**What to work on**
What lines of the data hold the string "this"? Pull each one out.

--------------------------------------------------

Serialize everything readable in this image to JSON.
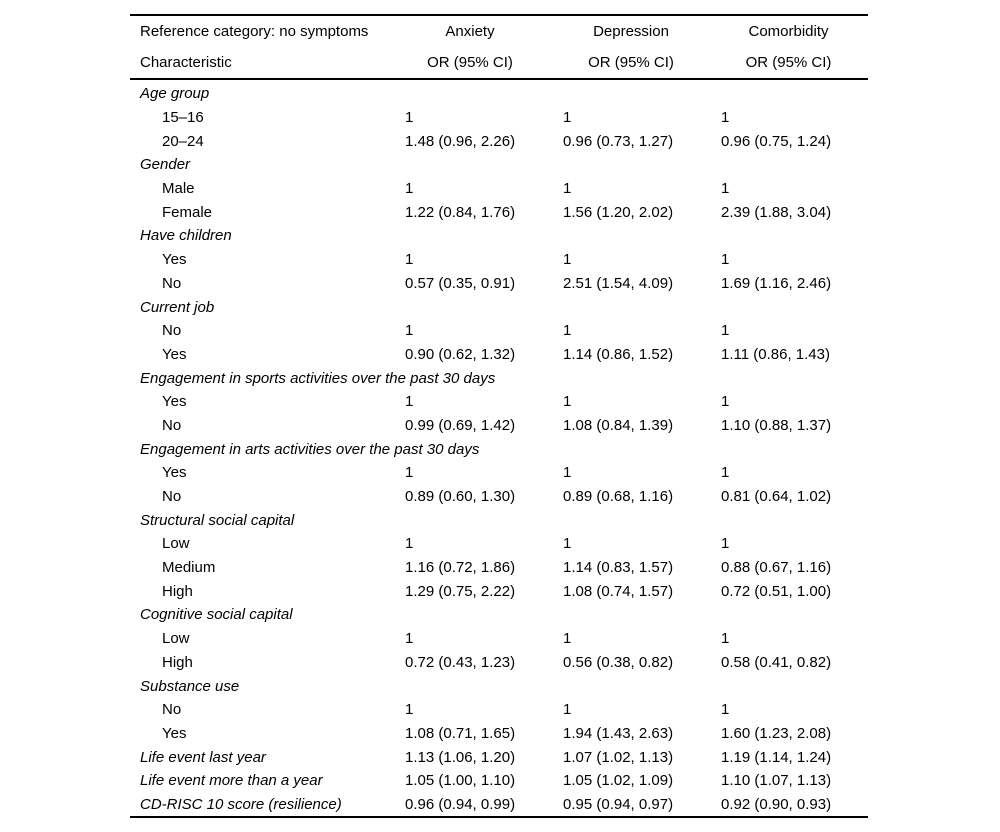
{
  "table": {
    "header": {
      "ref_line": "Reference category: no symptoms",
      "char_line": "Characteristic",
      "columns": [
        {
          "label": "Anxiety",
          "sub": "OR (95% CI)"
        },
        {
          "label": "Depression",
          "sub": "OR (95% CI)"
        },
        {
          "label": "Comorbidity",
          "sub": "OR (95% CI)"
        }
      ]
    },
    "rows": [
      {
        "type": "section",
        "label": "Age group"
      },
      {
        "type": "item",
        "label": "15–16",
        "values": [
          "1",
          "1",
          "1"
        ]
      },
      {
        "type": "item",
        "label": "20–24",
        "values": [
          "1.48 (0.96, 2.26)",
          "0.96 (0.73, 1.27)",
          "0.96 (0.75, 1.24)"
        ]
      },
      {
        "type": "section",
        "label": "Gender"
      },
      {
        "type": "item",
        "label": "Male",
        "values": [
          "1",
          "1",
          "1"
        ]
      },
      {
        "type": "item",
        "label": "Female",
        "values": [
          "1.22 (0.84, 1.76)",
          "1.56 (1.20, 2.02)",
          "2.39 (1.88, 3.04)"
        ]
      },
      {
        "type": "section",
        "label": "Have children"
      },
      {
        "type": "item",
        "label": "Yes",
        "values": [
          "1",
          "1",
          "1"
        ]
      },
      {
        "type": "item",
        "label": "No",
        "values": [
          "0.57 (0.35, 0.91)",
          "2.51 (1.54, 4.09)",
          "1.69 (1.16, 2.46)"
        ]
      },
      {
        "type": "section",
        "label": "Current job"
      },
      {
        "type": "item",
        "label": "No",
        "values": [
          "1",
          "1",
          "1"
        ]
      },
      {
        "type": "item",
        "label": "Yes",
        "values": [
          "0.90 (0.62, 1.32)",
          "1.14 (0.86, 1.52)",
          "1.11 (0.86, 1.43)"
        ]
      },
      {
        "type": "section",
        "label": "Engagement in sports activities over the past 30 days"
      },
      {
        "type": "item",
        "label": "Yes",
        "values": [
          "1",
          "1",
          "1"
        ]
      },
      {
        "type": "item",
        "label": "No",
        "values": [
          "0.99 (0.69, 1.42)",
          "1.08 (0.84, 1.39)",
          "1.10 (0.88, 1.37)"
        ]
      },
      {
        "type": "section",
        "label": "Engagement in arts activities over the past 30 days"
      },
      {
        "type": "item",
        "label": "Yes",
        "values": [
          "1",
          "1",
          "1"
        ]
      },
      {
        "type": "item",
        "label": "No",
        "values": [
          "0.89 (0.60, 1.30)",
          "0.89 (0.68, 1.16)",
          "0.81 (0.64, 1.02)"
        ]
      },
      {
        "type": "section",
        "label": "Structural social capital"
      },
      {
        "type": "item",
        "label": "Low",
        "values": [
          "1",
          "1",
          "1"
        ]
      },
      {
        "type": "item",
        "label": "Medium",
        "values": [
          "1.16 (0.72, 1.86)",
          "1.14 (0.83, 1.57)",
          "0.88 (0.67, 1.16)"
        ]
      },
      {
        "type": "item",
        "label": "High",
        "values": [
          "1.29 (0.75, 2.22)",
          "1.08 (0.74, 1.57)",
          "0.72 (0.51, 1.00)"
        ]
      },
      {
        "type": "section",
        "label": "Cognitive social capital"
      },
      {
        "type": "item",
        "label": "Low",
        "values": [
          "1",
          "1",
          "1"
        ]
      },
      {
        "type": "item",
        "label": "High",
        "values": [
          "0.72 (0.43, 1.23)",
          "0.56 (0.38, 0.82)",
          "0.58 (0.41, 0.82)"
        ]
      },
      {
        "type": "section",
        "label": "Substance use"
      },
      {
        "type": "item",
        "label": "No",
        "values": [
          "1",
          "1",
          "1"
        ]
      },
      {
        "type": "item",
        "label": "Yes",
        "values": [
          "1.08 (0.71, 1.65)",
          "1.94 (1.43, 2.63)",
          "1.60 (1.23, 2.08)"
        ]
      },
      {
        "type": "footer",
        "label": "Life event last year",
        "values": [
          "1.13 (1.06, 1.20)",
          "1.07 (1.02, 1.13)",
          "1.19 (1.14, 1.24)"
        ]
      },
      {
        "type": "footer",
        "label": "Life event more than a year",
        "values": [
          "1.05 (1.00, 1.10)",
          "1.05 (1.02, 1.09)",
          "1.10 (1.07, 1.13)"
        ]
      },
      {
        "type": "footer",
        "label": "CD-RISC 10 score (resilience)",
        "values": [
          "0.96 (0.94, 0.99)",
          "0.95 (0.94, 0.97)",
          "0.92 (0.90, 0.93)"
        ]
      }
    ]
  }
}
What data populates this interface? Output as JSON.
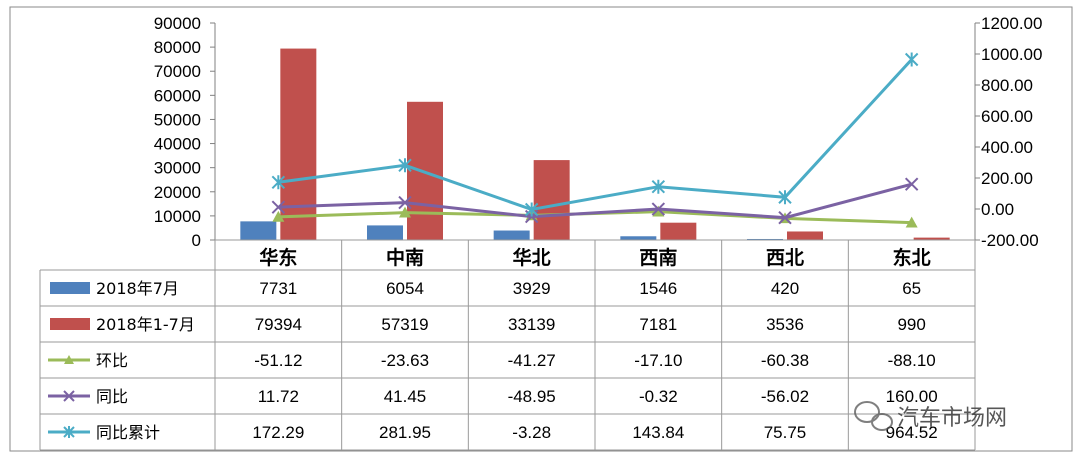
{
  "chart_data": {
    "type": "bar",
    "categories": [
      "华东",
      "中南",
      "华北",
      "西南",
      "西北",
      "东北"
    ],
    "y_left": {
      "ylim": [
        0,
        90000
      ],
      "ticks": [
        "0",
        "10000",
        "20000",
        "30000",
        "40000",
        "50000",
        "60000",
        "70000",
        "80000",
        "90000"
      ]
    },
    "y_right": {
      "ylim": [
        -200,
        1200
      ],
      "ticks": [
        "-200.00",
        "0.00",
        "200.00",
        "400.00",
        "600.00",
        "800.00",
        "1000.00",
        "1200.00"
      ]
    },
    "bar_series": [
      {
        "name": "2018年7月",
        "color": "#4f81bd",
        "values": [
          7731,
          6054,
          3929,
          1546,
          420,
          65
        ],
        "labels": [
          "7731",
          "6054",
          "3929",
          "1546",
          "420",
          "65"
        ]
      },
      {
        "name": "2018年1-7月",
        "color": "#c0504d",
        "values": [
          79394,
          57319,
          33139,
          7181,
          3536,
          990
        ],
        "labels": [
          "79394",
          "57319",
          "33139",
          "7181",
          "3536",
          "990"
        ]
      }
    ],
    "line_series": [
      {
        "name": "环比",
        "color": "#9bbb59",
        "marker": "triangle",
        "values": [
          -51.12,
          -23.63,
          -41.27,
          -17.1,
          -60.38,
          -88.1
        ],
        "labels": [
          "-51.12",
          "-23.63",
          "-41.27",
          "-17.10",
          "-60.38",
          "-88.10"
        ]
      },
      {
        "name": "同比",
        "color": "#7b62a3",
        "marker": "x",
        "values": [
          11.72,
          41.45,
          -48.95,
          -0.32,
          -56.02,
          160.0
        ],
        "labels": [
          "11.72",
          "41.45",
          "-48.95",
          "-0.32",
          "-56.02",
          "160.00"
        ]
      },
      {
        "name": "同比累计",
        "color": "#4bacc6",
        "marker": "star",
        "values": [
          172.29,
          281.95,
          -3.28,
          143.84,
          75.75,
          964.52
        ],
        "labels": [
          "172.29",
          "281.95",
          "-3.28",
          "143.84",
          "75.75",
          "964.52"
        ]
      }
    ],
    "grid": false,
    "legend": "data-table"
  },
  "watermark": {
    "text": "汽车市场网",
    "icon": "wechat-icon"
  }
}
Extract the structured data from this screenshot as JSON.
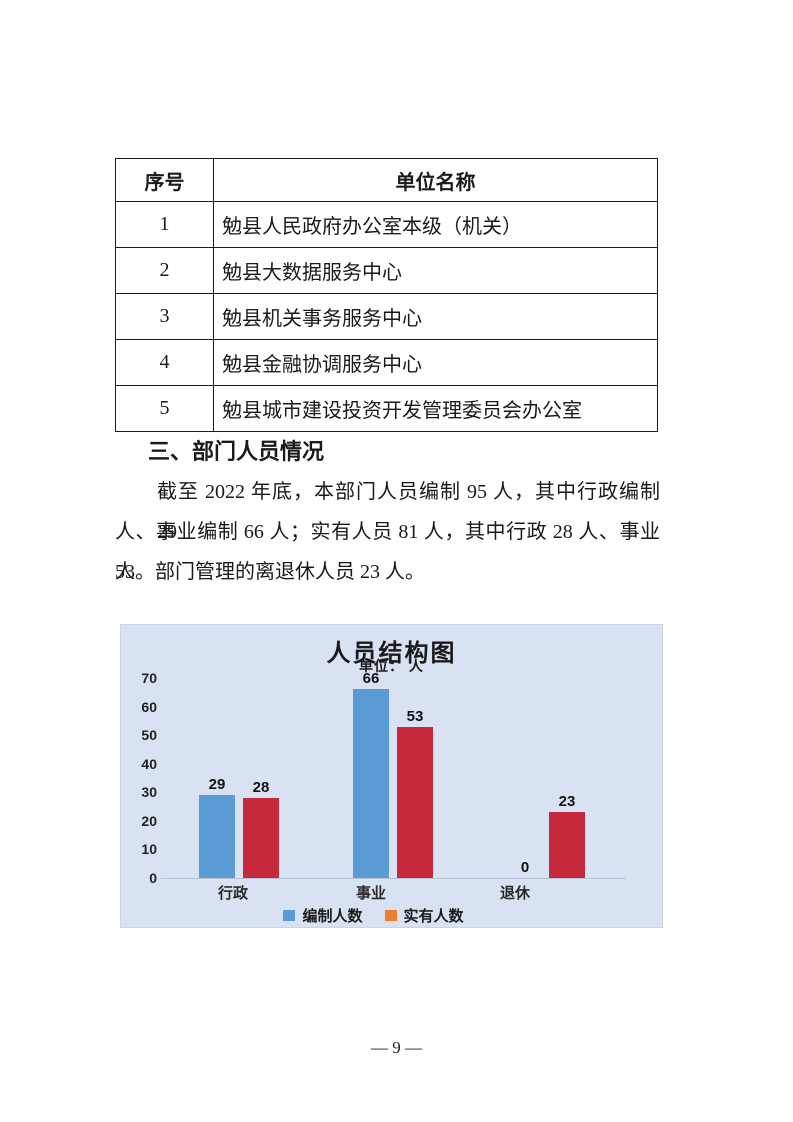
{
  "page": {
    "number_label": "— 9 —"
  },
  "table": {
    "headers": [
      "序号",
      "单位名称"
    ],
    "rows": [
      {
        "no": "1",
        "name": "勉县人民政府办公室本级（机关）"
      },
      {
        "no": "2",
        "name": "勉县大数据服务中心"
      },
      {
        "no": "3",
        "name": "勉县机关事务服务中心"
      },
      {
        "no": "4",
        "name": "勉县金融协调服务中心"
      },
      {
        "no": "5",
        "name": "勉县城市建设投资开发管理委员会办公室"
      }
    ]
  },
  "section": {
    "heading": "三、部门人员情况",
    "paragraph_lines": [
      "截至 2022 年底，本部门人员编制 95 人，其中行政编制 29",
      "人、事业编制 66 人；实有人员 81 人，其中行政 28 人、事业 53",
      "人。部门管理的离退休人员 23 人。"
    ]
  },
  "chart_data": {
    "type": "bar",
    "title": "人员结构图",
    "subtitle": "单位： 人",
    "categories": [
      "行政",
      "事业",
      "退休"
    ],
    "series": [
      {
        "name": "编制人数",
        "values": [
          29,
          66,
          0
        ],
        "bar_color": "#5B9BD5",
        "legend_color": "#5B9BD5"
      },
      {
        "name": "实有人数",
        "values": [
          28,
          53,
          23
        ],
        "bar_color": "#C5293B",
        "legend_color": "#ED7D31"
      }
    ],
    "ylim": [
      0,
      70
    ],
    "yticks": [
      0,
      10,
      20,
      30,
      40,
      50,
      60,
      70
    ],
    "background": "#D9E2F3",
    "grid": "baseline-only",
    "legend_position": "bottom"
  }
}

--------------------------------------------------

**The answer**
Serialize everything readable in this image to JSON.
What data populates this interface? Output as JSON.
Extract the structured data from this screenshot as JSON.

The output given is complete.